Dataset rows

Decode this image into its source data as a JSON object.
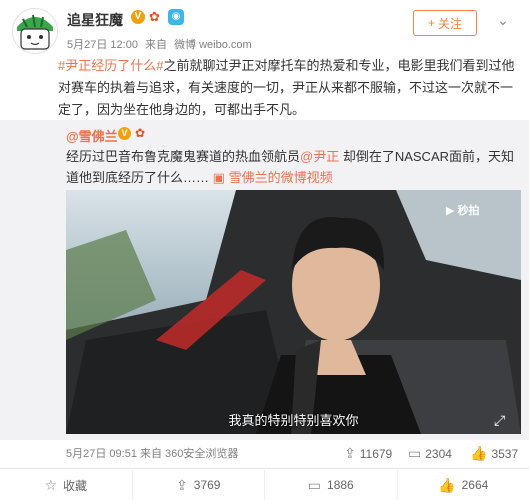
{
  "post": {
    "username": "追星狂魔",
    "timestamp": "5月27日 12:00",
    "source_prefix": "来自",
    "source": "微博 weibo.com",
    "follow_label": "关注",
    "text_tag": "#尹正经历了什么#",
    "text_body": "之前就聊过尹正对摩托车的热爱和专业，电影里我们看到过他对赛车的执着与追求，有关速度的一切，尹正从来都不服输，不过这一次就不一定了，因为坐在他身边的，可都出手不凡。"
  },
  "repost": {
    "username": "@雪佛兰",
    "text_start": "经历过巴音布鲁克魔鬼赛道的热血领航员",
    "mention": "@尹正",
    "text_end": " 却倒在了NASCAR面前，天知道他到底经历了什么……",
    "video_link": "雪佛兰的微博视频",
    "video_logo": "秒拍",
    "subtitle": "我真的特别特别喜欢你",
    "meta_time": "5月27日 09:51",
    "meta_source": "来自 360安全浏览器",
    "stats": {
      "share": "11679",
      "comment": "2304",
      "like": "3537"
    }
  },
  "actions": {
    "favorite": "收藏",
    "share": "3769",
    "comment": "1886",
    "like": "2664"
  },
  "colors": {
    "accent": "#eb7350",
    "follow": "#ff8140",
    "repost_bg": "#f2f2f5"
  }
}
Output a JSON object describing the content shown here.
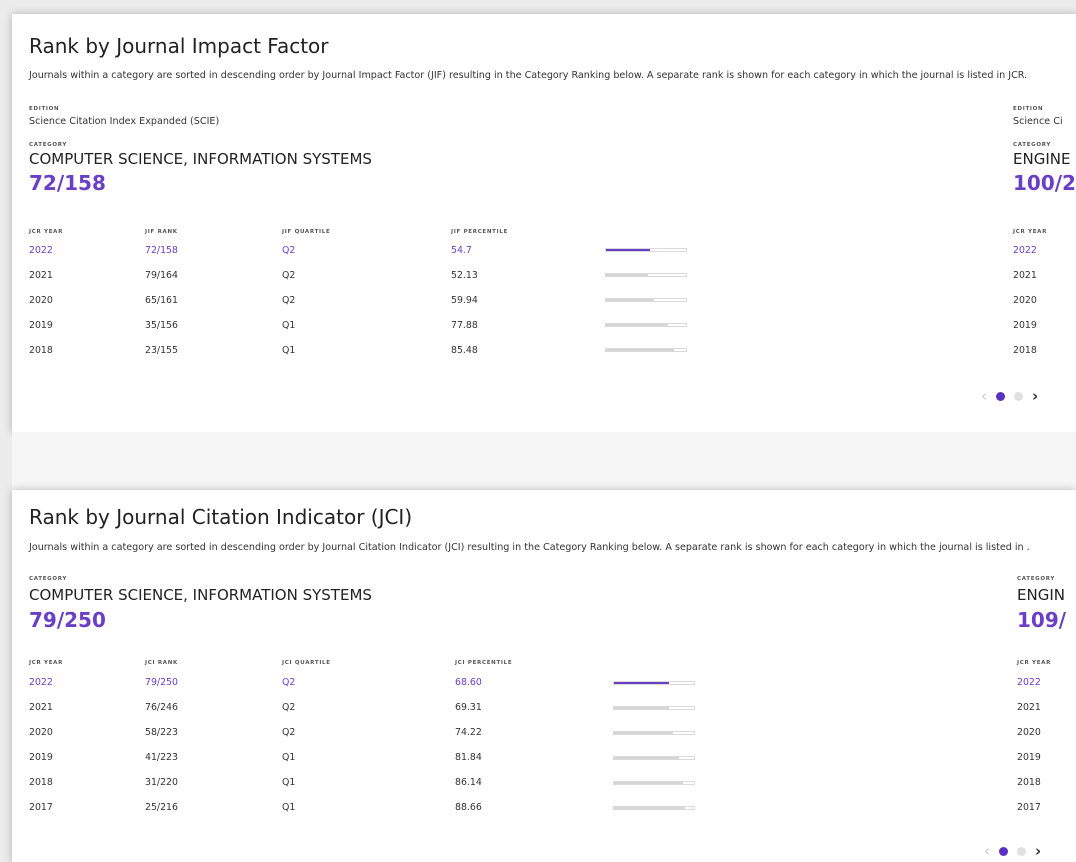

▶ _WHAT THE EXERCISE ASKS_:
Output every entry exactly as given; pictures are not part of the copy.

▶ _EXERCISE SOLUTION_:
Decode this image into its source data as a JSON object.
{
  "post": {
    "username": "追星狂魔",
    "timestamp": "5月27日 12:00",
    "source_prefix": "来自",
    "source": "微博 weibo.com",
    "follow_label": "关注",
    "text_tag": "#尹正经历了什么#",
    "text_body": "之前就聊过尹正对摩托车的热爱和专业，电影里我们看到过他对赛车的执着与追求，有关速度的一切，尹正从来都不服输，不过这一次就不一定了，因为坐在他身边的，可都出手不凡。"
  },
  "repost": {
    "username": "@雪佛兰",
    "text_start": "经历过巴音布鲁克魔鬼赛道的热血领航员",
    "mention": "@尹正",
    "text_end": " 却倒在了NASCAR面前，天知道他到底经历了什么……",
    "video_link": "雪佛兰的微博视频",
    "video_logo": "秒拍",
    "subtitle": "我真的特别特别喜欢你",
    "meta_time": "5月27日 09:51",
    "meta_source": "来自 360安全浏览器",
    "stats": {
      "share": "11679",
      "comment": "2304",
      "like": "3537"
    }
  },
  "actions": {
    "favorite": "收藏",
    "share": "3769",
    "comment": "1886",
    "like": "2664"
  },
  "colors": {
    "accent": "#eb7350",
    "follow": "#ff8140",
    "repost_bg": "#f2f2f5"
  }
}
Output a JSON object describing the content shown here.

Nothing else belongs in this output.